* INPUT ROWS:
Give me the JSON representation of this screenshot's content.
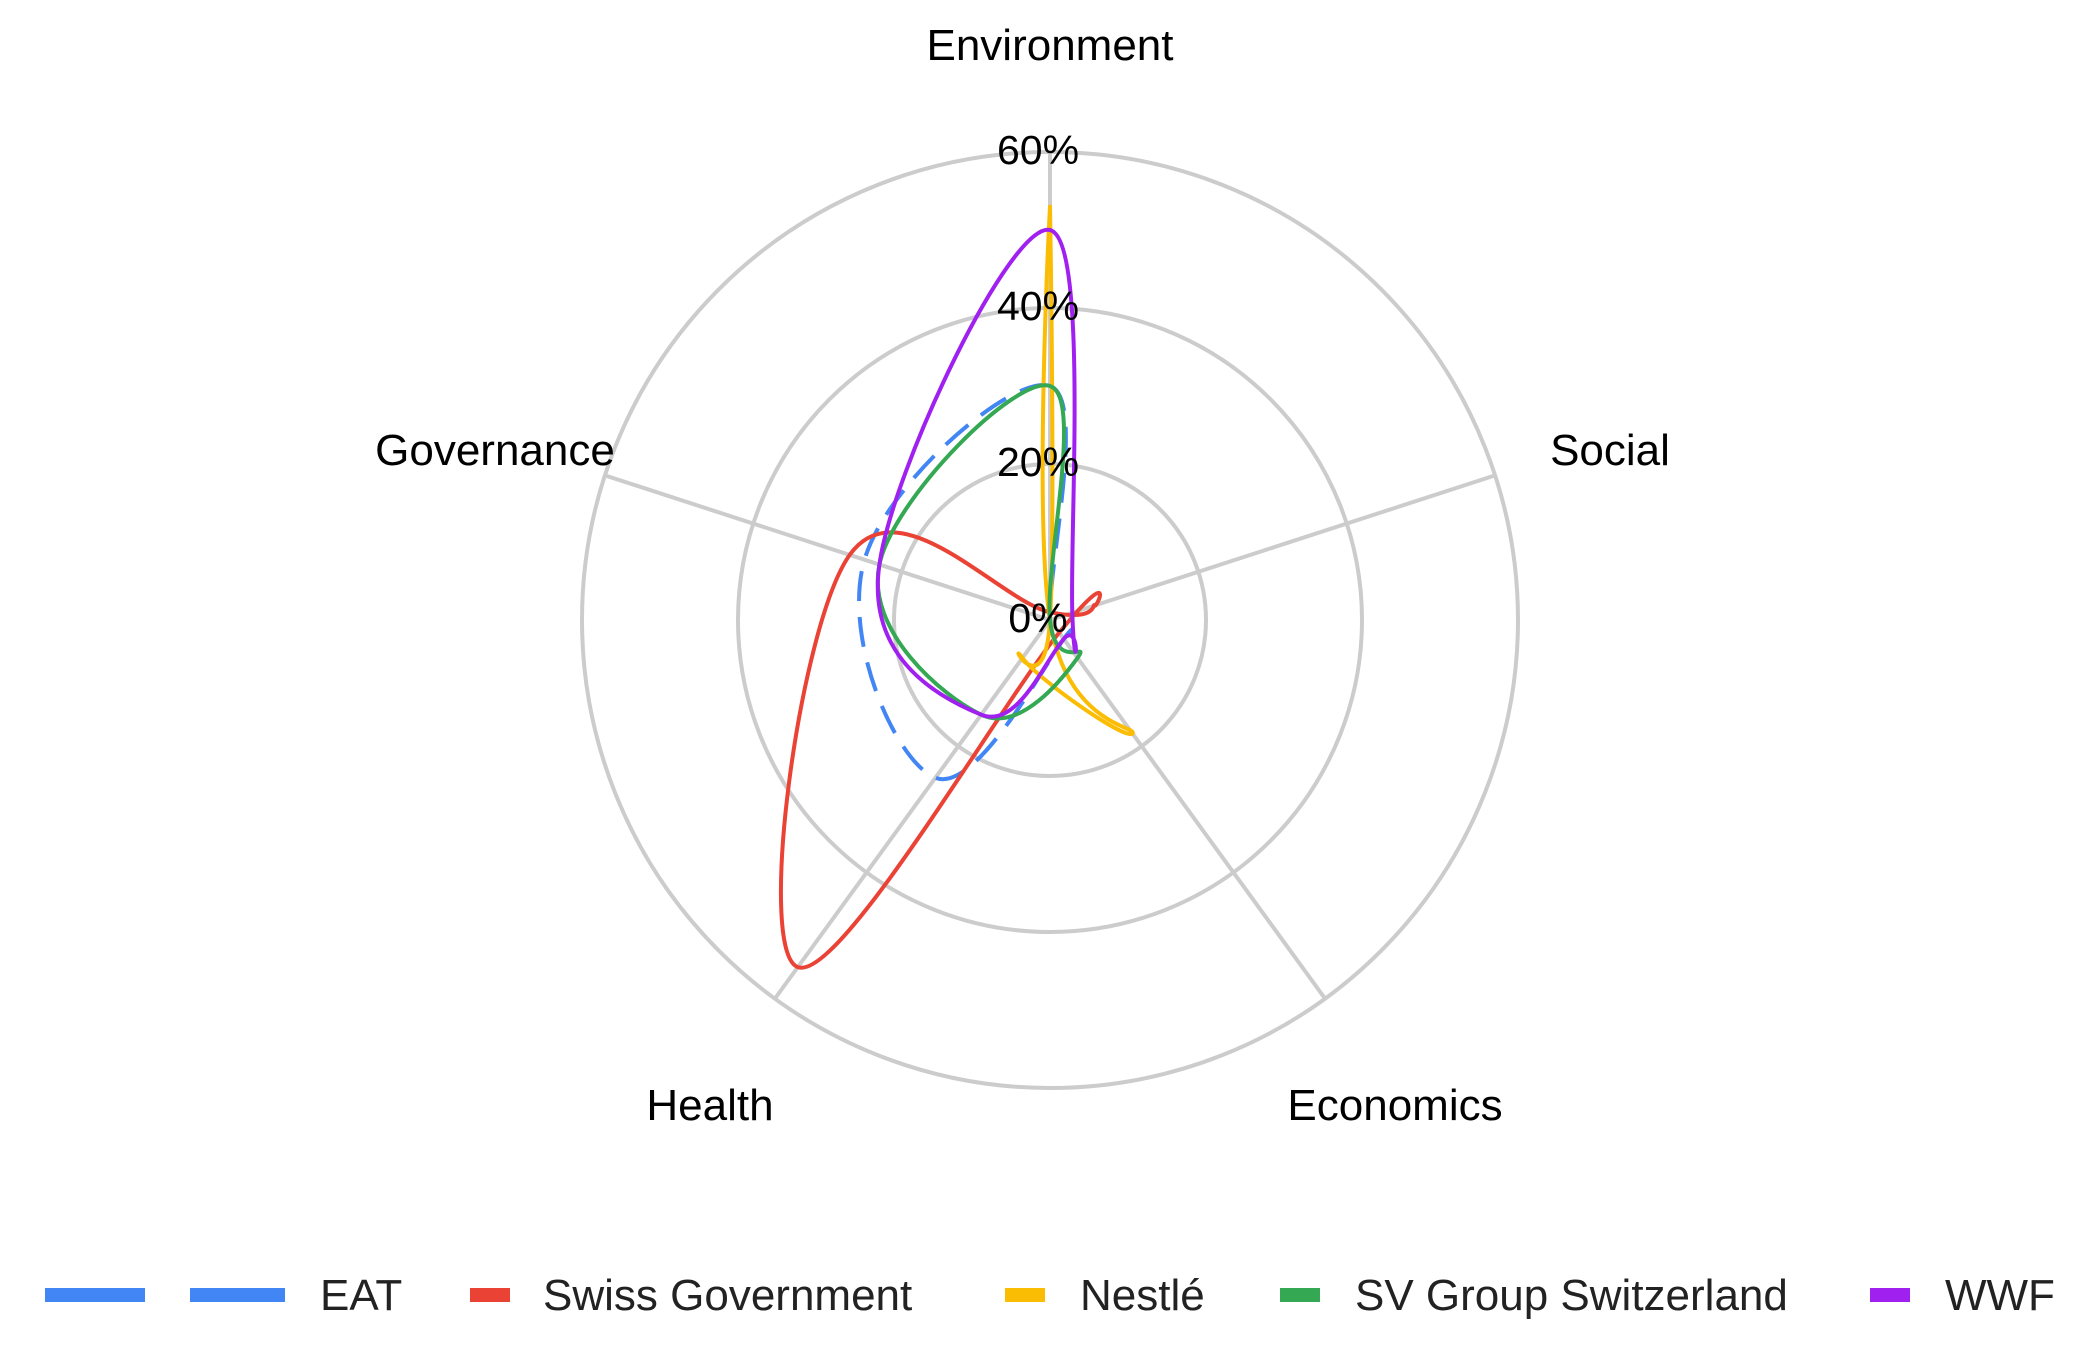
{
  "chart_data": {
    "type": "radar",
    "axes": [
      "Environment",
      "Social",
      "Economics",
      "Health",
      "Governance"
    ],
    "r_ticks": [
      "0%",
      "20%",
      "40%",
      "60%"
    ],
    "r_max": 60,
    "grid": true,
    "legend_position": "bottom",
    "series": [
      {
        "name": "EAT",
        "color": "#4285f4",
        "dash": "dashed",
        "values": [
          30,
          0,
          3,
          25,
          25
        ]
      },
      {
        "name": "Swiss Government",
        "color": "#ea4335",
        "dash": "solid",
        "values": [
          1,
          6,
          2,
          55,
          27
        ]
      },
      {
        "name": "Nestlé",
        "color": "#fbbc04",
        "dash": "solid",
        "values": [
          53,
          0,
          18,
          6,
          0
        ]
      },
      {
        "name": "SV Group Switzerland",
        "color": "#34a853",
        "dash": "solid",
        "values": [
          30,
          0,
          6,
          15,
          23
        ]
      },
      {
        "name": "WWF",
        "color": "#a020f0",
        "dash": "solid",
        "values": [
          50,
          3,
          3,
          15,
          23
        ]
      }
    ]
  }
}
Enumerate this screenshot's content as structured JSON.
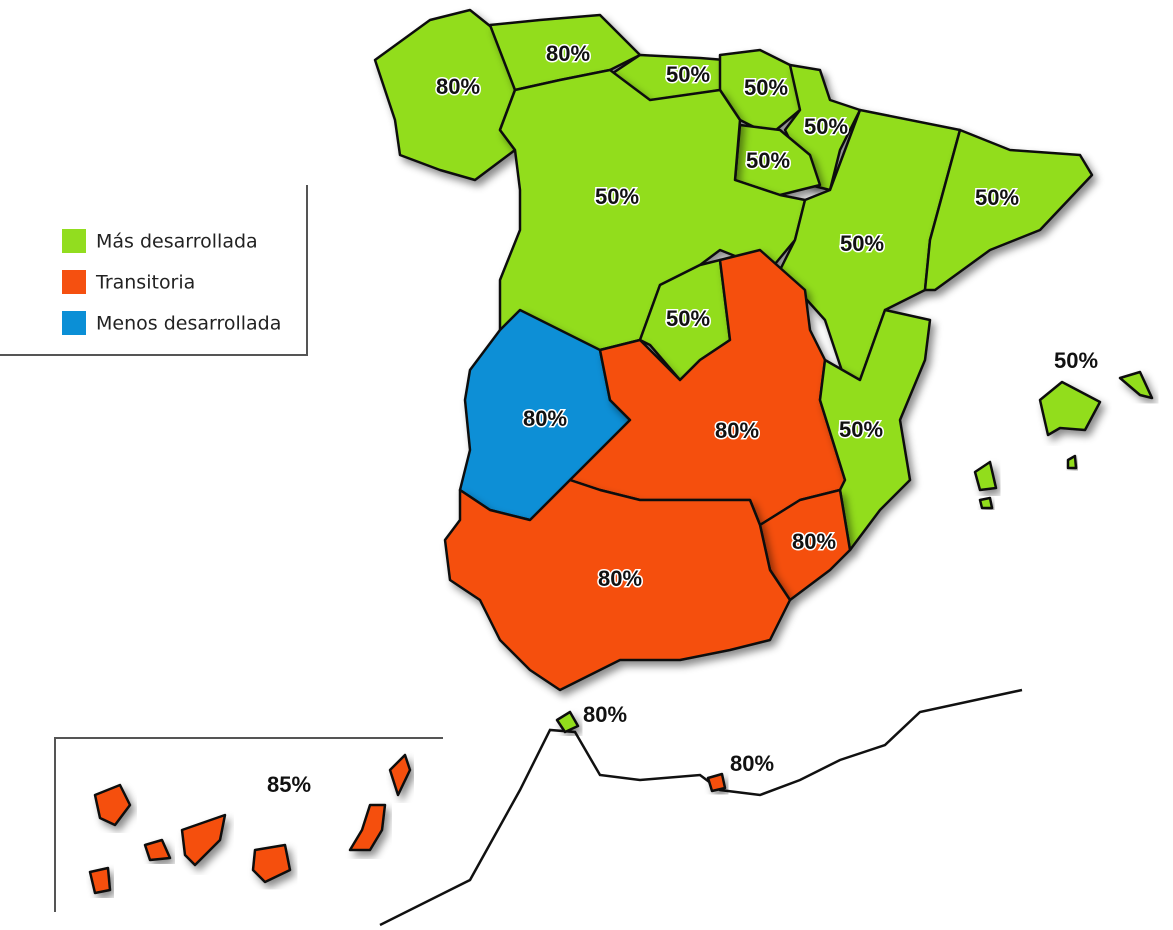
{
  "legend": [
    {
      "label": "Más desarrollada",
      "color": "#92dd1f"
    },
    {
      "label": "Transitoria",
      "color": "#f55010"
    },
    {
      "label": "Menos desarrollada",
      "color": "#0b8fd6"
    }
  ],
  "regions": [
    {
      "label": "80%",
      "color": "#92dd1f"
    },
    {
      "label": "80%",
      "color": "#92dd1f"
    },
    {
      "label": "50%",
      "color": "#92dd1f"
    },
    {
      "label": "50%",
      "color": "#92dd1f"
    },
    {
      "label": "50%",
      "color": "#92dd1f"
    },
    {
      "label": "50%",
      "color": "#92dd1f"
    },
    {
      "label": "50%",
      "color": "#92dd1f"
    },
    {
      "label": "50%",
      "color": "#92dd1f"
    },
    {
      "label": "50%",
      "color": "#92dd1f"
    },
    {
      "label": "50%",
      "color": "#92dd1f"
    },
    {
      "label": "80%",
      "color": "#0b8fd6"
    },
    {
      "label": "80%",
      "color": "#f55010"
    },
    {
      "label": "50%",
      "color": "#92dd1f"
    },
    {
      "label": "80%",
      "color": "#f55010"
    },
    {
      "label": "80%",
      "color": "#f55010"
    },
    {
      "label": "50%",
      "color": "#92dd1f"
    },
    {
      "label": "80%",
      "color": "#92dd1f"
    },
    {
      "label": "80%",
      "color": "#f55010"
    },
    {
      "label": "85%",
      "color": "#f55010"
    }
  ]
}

==

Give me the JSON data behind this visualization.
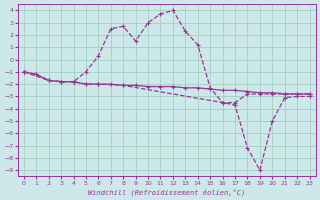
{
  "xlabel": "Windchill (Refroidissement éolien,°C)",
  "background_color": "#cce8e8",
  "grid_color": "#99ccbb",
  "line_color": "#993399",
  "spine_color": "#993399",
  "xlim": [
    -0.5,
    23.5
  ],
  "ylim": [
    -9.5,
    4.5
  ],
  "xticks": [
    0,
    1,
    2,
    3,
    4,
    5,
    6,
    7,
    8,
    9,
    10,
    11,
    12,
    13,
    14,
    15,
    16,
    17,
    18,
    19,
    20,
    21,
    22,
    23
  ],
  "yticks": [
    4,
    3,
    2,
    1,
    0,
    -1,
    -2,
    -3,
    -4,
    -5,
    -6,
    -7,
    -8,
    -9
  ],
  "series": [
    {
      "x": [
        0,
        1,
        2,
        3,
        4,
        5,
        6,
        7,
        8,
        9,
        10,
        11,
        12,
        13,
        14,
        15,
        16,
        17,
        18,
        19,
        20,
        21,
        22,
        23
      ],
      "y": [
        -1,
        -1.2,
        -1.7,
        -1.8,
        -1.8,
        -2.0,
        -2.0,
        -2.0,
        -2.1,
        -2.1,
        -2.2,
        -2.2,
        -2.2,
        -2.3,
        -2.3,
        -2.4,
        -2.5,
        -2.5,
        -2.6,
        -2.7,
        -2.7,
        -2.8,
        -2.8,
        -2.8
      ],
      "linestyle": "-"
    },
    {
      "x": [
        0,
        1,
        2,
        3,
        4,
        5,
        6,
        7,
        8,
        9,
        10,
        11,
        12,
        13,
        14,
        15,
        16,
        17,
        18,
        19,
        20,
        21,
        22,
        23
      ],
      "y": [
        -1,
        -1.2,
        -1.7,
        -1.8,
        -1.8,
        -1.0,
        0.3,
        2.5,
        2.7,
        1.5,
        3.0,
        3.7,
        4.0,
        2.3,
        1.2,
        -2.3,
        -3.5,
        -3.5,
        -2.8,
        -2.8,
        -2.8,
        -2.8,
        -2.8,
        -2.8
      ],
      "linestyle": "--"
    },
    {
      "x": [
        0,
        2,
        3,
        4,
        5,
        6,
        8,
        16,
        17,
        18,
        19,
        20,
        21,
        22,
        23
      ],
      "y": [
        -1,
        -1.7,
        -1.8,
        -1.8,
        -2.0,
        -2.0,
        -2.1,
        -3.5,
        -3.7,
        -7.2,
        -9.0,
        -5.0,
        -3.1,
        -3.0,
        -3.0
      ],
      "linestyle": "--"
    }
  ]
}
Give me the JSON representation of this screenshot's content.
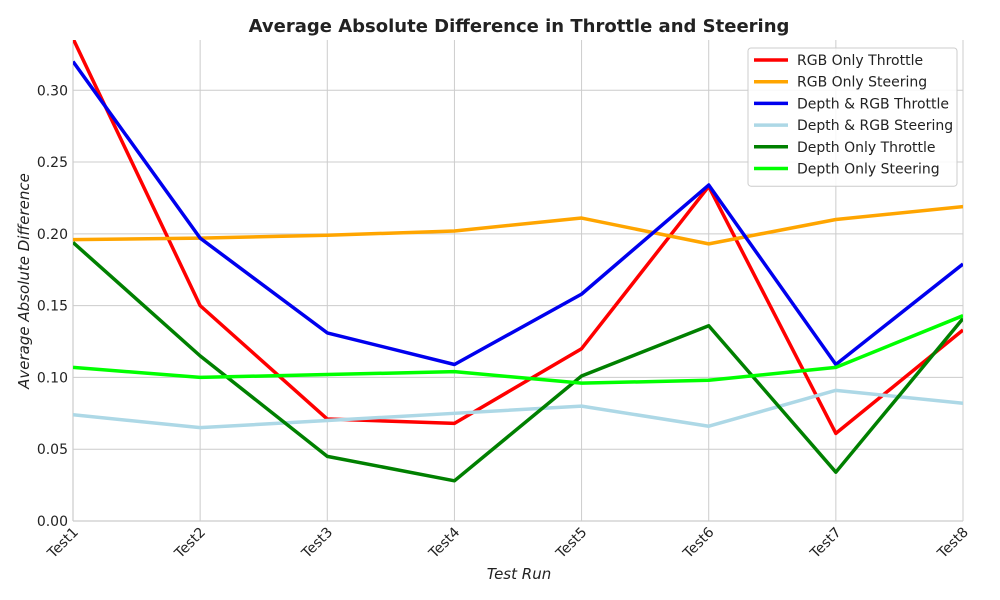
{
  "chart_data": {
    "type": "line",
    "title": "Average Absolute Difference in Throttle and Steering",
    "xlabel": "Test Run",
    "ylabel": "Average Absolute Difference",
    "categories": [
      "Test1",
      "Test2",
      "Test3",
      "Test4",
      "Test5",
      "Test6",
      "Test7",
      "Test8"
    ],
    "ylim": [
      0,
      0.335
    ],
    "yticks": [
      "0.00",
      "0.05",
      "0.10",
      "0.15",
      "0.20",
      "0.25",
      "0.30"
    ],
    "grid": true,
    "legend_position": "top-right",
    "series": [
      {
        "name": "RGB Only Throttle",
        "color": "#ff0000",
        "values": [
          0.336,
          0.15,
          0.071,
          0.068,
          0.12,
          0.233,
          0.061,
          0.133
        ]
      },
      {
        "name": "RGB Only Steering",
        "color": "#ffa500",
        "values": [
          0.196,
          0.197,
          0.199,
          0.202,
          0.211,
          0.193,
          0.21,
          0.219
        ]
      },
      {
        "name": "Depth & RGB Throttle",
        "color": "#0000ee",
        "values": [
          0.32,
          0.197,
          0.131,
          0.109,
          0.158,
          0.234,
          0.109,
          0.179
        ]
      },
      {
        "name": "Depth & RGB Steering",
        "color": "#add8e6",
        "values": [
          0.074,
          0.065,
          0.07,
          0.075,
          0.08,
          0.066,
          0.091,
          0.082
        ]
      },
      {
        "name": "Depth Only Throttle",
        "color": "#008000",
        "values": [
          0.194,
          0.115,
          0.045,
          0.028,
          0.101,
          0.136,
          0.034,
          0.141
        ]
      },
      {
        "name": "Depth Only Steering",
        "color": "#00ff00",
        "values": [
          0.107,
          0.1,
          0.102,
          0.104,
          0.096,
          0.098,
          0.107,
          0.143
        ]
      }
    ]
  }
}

---

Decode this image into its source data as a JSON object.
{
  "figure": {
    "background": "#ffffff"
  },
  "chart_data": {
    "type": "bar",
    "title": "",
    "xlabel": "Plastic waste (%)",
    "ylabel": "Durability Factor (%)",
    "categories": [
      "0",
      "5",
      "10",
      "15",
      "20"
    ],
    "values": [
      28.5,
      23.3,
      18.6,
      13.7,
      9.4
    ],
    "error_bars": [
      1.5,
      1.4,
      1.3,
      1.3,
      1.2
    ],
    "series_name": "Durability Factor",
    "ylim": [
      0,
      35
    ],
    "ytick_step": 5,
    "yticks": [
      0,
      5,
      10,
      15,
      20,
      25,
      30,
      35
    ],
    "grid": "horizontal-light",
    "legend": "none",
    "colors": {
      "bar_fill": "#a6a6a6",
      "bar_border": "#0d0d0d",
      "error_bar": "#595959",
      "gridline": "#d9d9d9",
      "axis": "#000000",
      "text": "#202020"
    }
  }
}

* PROBLEM DETAILS: Copy and report every line where the word "Durability" is present.

* TASK RESPONSE:
    "ylabel": "Durability Factor (%)",
    "series_name": "Durability Factor",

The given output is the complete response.